Directions: Every line of the records below should be restated exactly.
##### Supplied records
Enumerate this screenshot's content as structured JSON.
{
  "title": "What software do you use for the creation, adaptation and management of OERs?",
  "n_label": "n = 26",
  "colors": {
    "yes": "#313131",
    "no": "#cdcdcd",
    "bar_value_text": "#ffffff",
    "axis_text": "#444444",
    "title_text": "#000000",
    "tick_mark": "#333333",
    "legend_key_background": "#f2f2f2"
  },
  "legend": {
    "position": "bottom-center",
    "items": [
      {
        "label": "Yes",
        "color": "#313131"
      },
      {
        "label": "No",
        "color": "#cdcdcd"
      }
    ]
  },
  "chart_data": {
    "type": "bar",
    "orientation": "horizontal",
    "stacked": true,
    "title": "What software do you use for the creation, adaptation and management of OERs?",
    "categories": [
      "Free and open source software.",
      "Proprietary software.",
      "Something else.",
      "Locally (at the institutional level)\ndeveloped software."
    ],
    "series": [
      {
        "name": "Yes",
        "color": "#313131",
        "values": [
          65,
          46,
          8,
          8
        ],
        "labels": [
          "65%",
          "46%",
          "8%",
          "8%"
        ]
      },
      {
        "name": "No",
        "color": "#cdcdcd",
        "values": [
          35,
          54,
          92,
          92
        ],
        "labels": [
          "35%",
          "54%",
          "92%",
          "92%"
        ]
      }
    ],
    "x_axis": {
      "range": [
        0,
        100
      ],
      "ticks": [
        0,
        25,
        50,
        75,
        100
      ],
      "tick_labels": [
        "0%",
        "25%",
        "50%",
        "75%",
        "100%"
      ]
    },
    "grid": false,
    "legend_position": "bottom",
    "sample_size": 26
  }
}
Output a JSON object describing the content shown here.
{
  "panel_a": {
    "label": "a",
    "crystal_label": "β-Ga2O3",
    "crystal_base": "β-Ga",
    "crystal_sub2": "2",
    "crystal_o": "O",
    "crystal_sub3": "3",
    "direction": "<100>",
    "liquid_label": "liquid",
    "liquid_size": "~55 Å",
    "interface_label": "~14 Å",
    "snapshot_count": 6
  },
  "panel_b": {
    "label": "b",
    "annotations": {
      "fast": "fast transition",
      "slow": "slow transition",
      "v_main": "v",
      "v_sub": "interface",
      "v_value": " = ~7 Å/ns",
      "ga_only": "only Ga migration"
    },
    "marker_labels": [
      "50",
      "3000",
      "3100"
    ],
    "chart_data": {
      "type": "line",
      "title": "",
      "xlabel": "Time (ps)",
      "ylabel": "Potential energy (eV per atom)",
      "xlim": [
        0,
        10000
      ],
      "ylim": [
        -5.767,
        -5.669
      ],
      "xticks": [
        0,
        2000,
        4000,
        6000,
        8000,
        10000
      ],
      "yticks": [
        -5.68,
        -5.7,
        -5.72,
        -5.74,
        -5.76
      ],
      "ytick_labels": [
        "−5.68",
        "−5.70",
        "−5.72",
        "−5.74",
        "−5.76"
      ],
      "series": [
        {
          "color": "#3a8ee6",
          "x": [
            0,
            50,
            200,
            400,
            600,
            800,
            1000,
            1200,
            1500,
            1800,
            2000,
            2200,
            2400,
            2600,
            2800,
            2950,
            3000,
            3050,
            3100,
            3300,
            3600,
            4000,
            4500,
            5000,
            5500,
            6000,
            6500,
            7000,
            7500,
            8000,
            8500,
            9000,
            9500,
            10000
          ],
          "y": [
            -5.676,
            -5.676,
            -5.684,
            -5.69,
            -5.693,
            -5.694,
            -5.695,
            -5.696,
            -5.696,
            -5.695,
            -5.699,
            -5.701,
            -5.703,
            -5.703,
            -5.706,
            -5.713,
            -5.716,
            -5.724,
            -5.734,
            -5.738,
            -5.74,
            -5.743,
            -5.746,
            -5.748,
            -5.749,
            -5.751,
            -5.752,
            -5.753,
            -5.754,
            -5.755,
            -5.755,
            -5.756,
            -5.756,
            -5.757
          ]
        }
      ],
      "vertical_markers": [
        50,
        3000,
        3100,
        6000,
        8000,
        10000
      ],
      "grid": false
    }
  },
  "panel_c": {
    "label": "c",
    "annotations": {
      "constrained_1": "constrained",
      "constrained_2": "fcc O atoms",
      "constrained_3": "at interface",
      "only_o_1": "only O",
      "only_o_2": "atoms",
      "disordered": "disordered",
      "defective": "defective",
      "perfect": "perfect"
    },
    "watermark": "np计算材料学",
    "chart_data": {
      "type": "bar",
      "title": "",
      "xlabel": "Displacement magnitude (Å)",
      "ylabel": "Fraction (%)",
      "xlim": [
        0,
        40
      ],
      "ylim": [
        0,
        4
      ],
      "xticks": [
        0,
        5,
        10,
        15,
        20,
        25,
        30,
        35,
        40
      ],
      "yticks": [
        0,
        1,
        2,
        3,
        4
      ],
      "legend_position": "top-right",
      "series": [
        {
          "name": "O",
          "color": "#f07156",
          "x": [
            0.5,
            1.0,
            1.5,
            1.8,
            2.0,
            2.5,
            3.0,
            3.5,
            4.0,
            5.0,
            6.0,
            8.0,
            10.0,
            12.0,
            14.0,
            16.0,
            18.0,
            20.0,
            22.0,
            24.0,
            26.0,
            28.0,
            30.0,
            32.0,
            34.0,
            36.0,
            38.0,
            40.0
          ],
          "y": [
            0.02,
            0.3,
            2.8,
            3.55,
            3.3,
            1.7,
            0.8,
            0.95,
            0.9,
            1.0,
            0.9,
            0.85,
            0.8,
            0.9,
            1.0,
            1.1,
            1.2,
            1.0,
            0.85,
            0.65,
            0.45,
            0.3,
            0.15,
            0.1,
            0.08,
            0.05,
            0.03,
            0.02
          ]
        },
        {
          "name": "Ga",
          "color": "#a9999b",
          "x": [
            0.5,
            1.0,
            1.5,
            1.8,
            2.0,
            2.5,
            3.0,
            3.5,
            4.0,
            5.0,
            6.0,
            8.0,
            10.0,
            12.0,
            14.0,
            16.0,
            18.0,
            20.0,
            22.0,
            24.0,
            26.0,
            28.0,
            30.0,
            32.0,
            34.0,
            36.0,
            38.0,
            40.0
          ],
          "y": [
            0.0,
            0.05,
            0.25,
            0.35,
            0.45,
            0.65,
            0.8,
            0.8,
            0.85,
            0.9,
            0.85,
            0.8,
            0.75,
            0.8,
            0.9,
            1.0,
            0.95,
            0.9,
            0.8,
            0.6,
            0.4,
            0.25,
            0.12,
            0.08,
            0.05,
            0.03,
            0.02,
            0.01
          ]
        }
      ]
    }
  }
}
##########
Solved problem:
Enumerate this screenshot's content as structured JSON.
{
  "title": "What software do you use for the creation, adaptation and management of OERs?",
  "n_label": "n = 26",
  "colors": {
    "yes": "#313131",
    "no": "#cdcdcd",
    "bar_value_text": "#ffffff",
    "axis_text": "#444444",
    "title_text": "#000000",
    "tick_mark": "#333333",
    "legend_key_background": "#f2f2f2"
  },
  "legend": {
    "position": "bottom-center",
    "items": [
      {
        "label": "Yes",
        "color": "#313131"
      },
      {
        "label": "No",
        "color": "#cdcdcd"
      }
    ]
  },
  "chart_data": {
    "type": "bar",
    "orientation": "horizontal",
    "stacked": true,
    "title": "What software do you use for the creation, adaptation and management of OERs?",
    "categories": [
      "Free and open source software.",
      "Proprietary software.",
      "Something else.",
      "Locally (at the institutional level)\ndeveloped software."
    ],
    "series": [
      {
        "name": "Yes",
        "color": "#313131",
        "values": [
          65,
          46,
          8,
          8
        ],
        "labels": [
          "65%",
          "46%",
          "8%",
          "8%"
        ]
      },
      {
        "name": "No",
        "color": "#cdcdcd",
        "values": [
          35,
          54,
          92,
          92
        ],
        "labels": [
          "35%",
          "54%",
          "92%",
          "92%"
        ]
      }
    ],
    "x_axis": {
      "range": [
        0,
        100
      ],
      "ticks": [
        0,
        25,
        50,
        75,
        100
      ],
      "tick_labels": [
        "0%",
        "25%",
        "50%",
        "75%",
        "100%"
      ]
    },
    "grid": false,
    "legend_position": "bottom",
    "sample_size": 26
  }
}
Output a JSON object describing the content shown here.
{
  "panel_a": {
    "label": "a",
    "crystal_label": "β-Ga2O3",
    "crystal_base": "β-Ga",
    "crystal_sub2": "2",
    "crystal_o": "O",
    "crystal_sub3": "3",
    "direction": "<100>",
    "liquid_label": "liquid",
    "liquid_size": "~55 Å",
    "interface_label": "~14 Å",
    "snapshot_count": 6
  },
  "panel_b": {
    "label": "b",
    "annotations": {
      "fast": "fast transition",
      "slow": "slow transition",
      "v_main": "v",
      "v_sub": "interface",
      "v_value": " = ~7 Å/ns",
      "ga_only": "only Ga migration"
    },
    "marker_labels": [
      "50",
      "3000",
      "3100"
    ],
    "chart_data": {
      "type": "line",
      "title": "",
      "xlabel": "Time (ps)",
      "ylabel": "Potential energy (eV per atom)",
      "xlim": [
        0,
        10000
      ],
      "ylim": [
        -5.767,
        -5.669
      ],
      "xticks": [
        0,
        2000,
        4000,
        6000,
        8000,
        10000
      ],
      "yticks": [
        -5.68,
        -5.7,
        -5.72,
        -5.74,
        -5.76
      ],
      "ytick_labels": [
        "−5.68",
        "−5.70",
        "−5.72",
        "−5.74",
        "−5.76"
      ],
      "series": [
        {
          "color": "#3a8ee6",
          "x": [
            0,
            50,
            200,
            400,
            600,
            800,
            1000,
            1200,
            1500,
            1800,
            2000,
            2200,
            2400,
            2600,
            2800,
            2950,
            3000,
            3050,
            3100,
            3300,
            3600,
            4000,
            4500,
            5000,
            5500,
            6000,
            6500,
            7000,
            7500,
            8000,
            8500,
            9000,
            9500,
            10000
          ],
          "y": [
            -5.676,
            -5.676,
            -5.684,
            -5.69,
            -5.693,
            -5.694,
            -5.695,
            -5.696,
            -5.696,
            -5.695,
            -5.699,
            -5.701,
            -5.703,
            -5.703,
            -5.706,
            -5.713,
            -5.716,
            -5.724,
            -5.734,
            -5.738,
            -5.74,
            -5.743,
            -5.746,
            -5.748,
            -5.749,
            -5.751,
            -5.752,
            -5.753,
            -5.754,
            -5.755,
            -5.755,
            -5.756,
            -5.756,
            -5.757
          ]
        }
      ],
      "vertical_markers": [
        50,
        3000,
        3100,
        6000,
        8000,
        10000
      ],
      "grid": false
    }
  },
  "panel_c": {
    "label": "c",
    "annotations": {
      "constrained_1": "constrained",
      "constrained_2": "fcc O atoms",
      "constrained_3": "at interface",
      "only_o_1": "only O",
      "only_o_2": "atoms",
      "disordered": "disordered",
      "defective": "defective",
      "perfect": "perfect"
    },
    "watermark": "np计算材料学",
    "chart_data": {
      "type": "bar",
      "title": "",
      "xlabel": "Displacement magnitude (Å)",
      "ylabel": "Fraction (%)",
      "xlim": [
        0,
        40
      ],
      "ylim": [
        0,
        4
      ],
      "xticks": [
        0,
        5,
        10,
        15,
        20,
        25,
        30,
        35,
        40
      ],
      "yticks": [
        0,
        1,
        2,
        3,
        4
      ],
      "legend_position": "top-right",
      "series": [
        {
          "name": "O",
          "color": "#f07156",
          "x": [
            0.5,
            1.0,
            1.5,
            1.8,
            2.0,
            2.5,
            3.0,
            3.5,
            4.0,
            5.0,
            6.0,
            8.0,
            10.0,
            12.0,
            14.0,
            16.0,
            18.0,
            20.0,
            22.0,
            24.0,
            26.0,
            28.0,
            30.0,
            32.0,
            34.0,
            36.0,
            38.0,
            40.0
          ],
          "y": [
            0.02,
            0.3,
            2.8,
            3.55,
            3.3,
            1.7,
            0.8,
            0.95,
            0.9,
            1.0,
            0.9,
            0.85,
            0.8,
            0.9,
            1.0,
            1.1,
            1.2,
            1.0,
            0.85,
            0.65,
            0.45,
            0.3,
            0.15,
            0.1,
            0.08,
            0.05,
            0.03,
            0.02
          ]
        },
        {
          "name": "Ga",
          "color": "#a9999b",
          "x": [
            0.5,
            1.0,
            1.5,
            1.8,
            2.0,
            2.5,
            3.0,
            3.5,
            4.0,
            5.0,
            6.0,
            8.0,
            10.0,
            12.0,
            14.0,
            16.0,
            18.0,
            20.0,
            22.0,
            24.0,
            26.0,
            28.0,
            30.0,
            32.0,
            34.0,
            36.0,
            38.0,
            40.0
          ],
          "y": [
            0.0,
            0.05,
            0.25,
            0.35,
            0.45,
            0.65,
            0.8,
            0.8,
            0.85,
            0.9,
            0.85,
            0.8,
            0.75,
            0.8,
            0.9,
            1.0,
            0.95,
            0.9,
            0.8,
            0.6,
            0.4,
            0.25,
            0.12,
            0.08,
            0.05,
            0.03,
            0.02,
            0.01
          ]
        }
      ]
    }
  }
}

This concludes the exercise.